(Dataset excerpts)
— Begin —

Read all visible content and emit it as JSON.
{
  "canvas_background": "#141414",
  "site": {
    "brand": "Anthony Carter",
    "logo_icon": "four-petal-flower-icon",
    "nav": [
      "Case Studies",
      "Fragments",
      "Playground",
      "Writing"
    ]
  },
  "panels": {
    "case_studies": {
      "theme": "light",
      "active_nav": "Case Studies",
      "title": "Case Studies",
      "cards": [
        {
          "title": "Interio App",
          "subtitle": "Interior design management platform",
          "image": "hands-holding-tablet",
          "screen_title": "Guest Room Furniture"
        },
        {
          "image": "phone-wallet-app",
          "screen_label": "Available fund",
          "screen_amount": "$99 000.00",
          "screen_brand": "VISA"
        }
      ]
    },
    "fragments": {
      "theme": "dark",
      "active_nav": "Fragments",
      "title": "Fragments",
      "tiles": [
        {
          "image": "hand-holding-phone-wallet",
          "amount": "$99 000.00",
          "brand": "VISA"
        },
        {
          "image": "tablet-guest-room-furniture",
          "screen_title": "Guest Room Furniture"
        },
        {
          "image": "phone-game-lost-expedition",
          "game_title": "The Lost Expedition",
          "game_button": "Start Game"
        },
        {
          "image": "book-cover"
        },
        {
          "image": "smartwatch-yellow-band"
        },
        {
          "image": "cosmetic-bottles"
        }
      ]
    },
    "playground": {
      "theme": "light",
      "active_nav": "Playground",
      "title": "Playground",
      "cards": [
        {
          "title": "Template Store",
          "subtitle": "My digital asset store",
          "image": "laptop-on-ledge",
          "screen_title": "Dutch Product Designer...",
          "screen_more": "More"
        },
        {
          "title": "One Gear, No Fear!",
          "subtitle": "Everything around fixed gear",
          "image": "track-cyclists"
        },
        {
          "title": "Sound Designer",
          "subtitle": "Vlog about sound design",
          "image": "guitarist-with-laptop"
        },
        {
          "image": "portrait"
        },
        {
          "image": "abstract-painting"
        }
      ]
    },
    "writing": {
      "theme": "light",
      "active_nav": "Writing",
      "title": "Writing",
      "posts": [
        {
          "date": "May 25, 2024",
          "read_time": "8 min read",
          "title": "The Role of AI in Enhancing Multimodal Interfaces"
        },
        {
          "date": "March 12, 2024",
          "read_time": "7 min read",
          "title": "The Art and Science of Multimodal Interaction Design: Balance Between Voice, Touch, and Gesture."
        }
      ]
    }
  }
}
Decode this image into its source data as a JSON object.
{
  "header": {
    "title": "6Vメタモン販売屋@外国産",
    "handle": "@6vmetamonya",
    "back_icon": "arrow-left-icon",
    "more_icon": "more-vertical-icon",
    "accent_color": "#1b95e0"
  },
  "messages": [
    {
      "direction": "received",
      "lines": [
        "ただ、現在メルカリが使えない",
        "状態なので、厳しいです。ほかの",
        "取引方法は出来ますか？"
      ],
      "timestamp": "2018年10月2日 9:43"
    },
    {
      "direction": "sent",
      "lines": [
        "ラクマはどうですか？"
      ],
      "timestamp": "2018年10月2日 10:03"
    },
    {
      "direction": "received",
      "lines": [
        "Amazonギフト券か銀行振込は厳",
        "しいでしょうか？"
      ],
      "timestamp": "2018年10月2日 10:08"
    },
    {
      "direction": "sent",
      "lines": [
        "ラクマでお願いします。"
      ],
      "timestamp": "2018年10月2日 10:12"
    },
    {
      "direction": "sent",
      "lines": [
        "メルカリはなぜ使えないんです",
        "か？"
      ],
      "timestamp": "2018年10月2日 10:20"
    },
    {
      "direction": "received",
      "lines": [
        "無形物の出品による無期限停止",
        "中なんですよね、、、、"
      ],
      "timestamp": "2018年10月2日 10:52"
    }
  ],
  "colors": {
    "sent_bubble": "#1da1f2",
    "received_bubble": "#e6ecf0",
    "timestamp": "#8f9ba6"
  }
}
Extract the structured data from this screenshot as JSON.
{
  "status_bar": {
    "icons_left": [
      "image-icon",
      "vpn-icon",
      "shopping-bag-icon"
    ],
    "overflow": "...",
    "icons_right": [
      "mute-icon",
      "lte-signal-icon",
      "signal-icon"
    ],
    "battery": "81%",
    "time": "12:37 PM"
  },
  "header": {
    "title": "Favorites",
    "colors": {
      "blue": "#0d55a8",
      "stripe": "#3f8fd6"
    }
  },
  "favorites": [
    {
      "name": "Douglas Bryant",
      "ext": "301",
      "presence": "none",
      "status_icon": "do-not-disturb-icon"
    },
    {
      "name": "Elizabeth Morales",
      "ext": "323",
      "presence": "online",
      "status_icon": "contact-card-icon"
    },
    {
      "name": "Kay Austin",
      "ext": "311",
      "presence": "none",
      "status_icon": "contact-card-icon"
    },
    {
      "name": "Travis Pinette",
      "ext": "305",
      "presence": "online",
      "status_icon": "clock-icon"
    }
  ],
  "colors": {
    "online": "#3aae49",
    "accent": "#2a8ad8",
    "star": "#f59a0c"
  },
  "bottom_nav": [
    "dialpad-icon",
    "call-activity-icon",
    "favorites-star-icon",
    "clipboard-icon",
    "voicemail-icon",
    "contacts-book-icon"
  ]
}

— End —

■ **TASK INSTRUCTIONS**: Search the entries for the word "Designer", then gather every line that has it.

■ **TASK RESULT**:
          "screen_title": "Dutch Product Designer...",
          "title": "Sound Designer",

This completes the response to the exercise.